::: Data for the task :::
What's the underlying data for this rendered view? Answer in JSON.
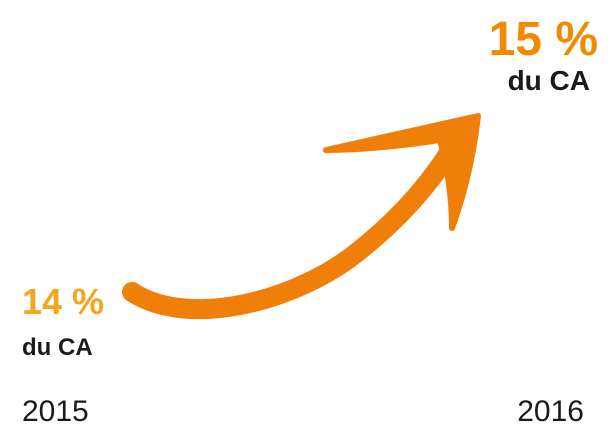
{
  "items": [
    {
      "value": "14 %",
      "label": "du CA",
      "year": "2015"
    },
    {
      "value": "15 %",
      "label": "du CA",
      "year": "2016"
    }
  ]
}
:::
Exercise: Reproduce each record above by retyping it exactly; omit all images.

Exercise answer:
What's the underlying data for this rendered view? Answer in JSON.
{
  "items": [
    {
      "value": "14 %",
      "label": "du CA",
      "year": "2015"
    },
    {
      "value": "15 %",
      "label": "du CA",
      "year": "2016"
    }
  ]
}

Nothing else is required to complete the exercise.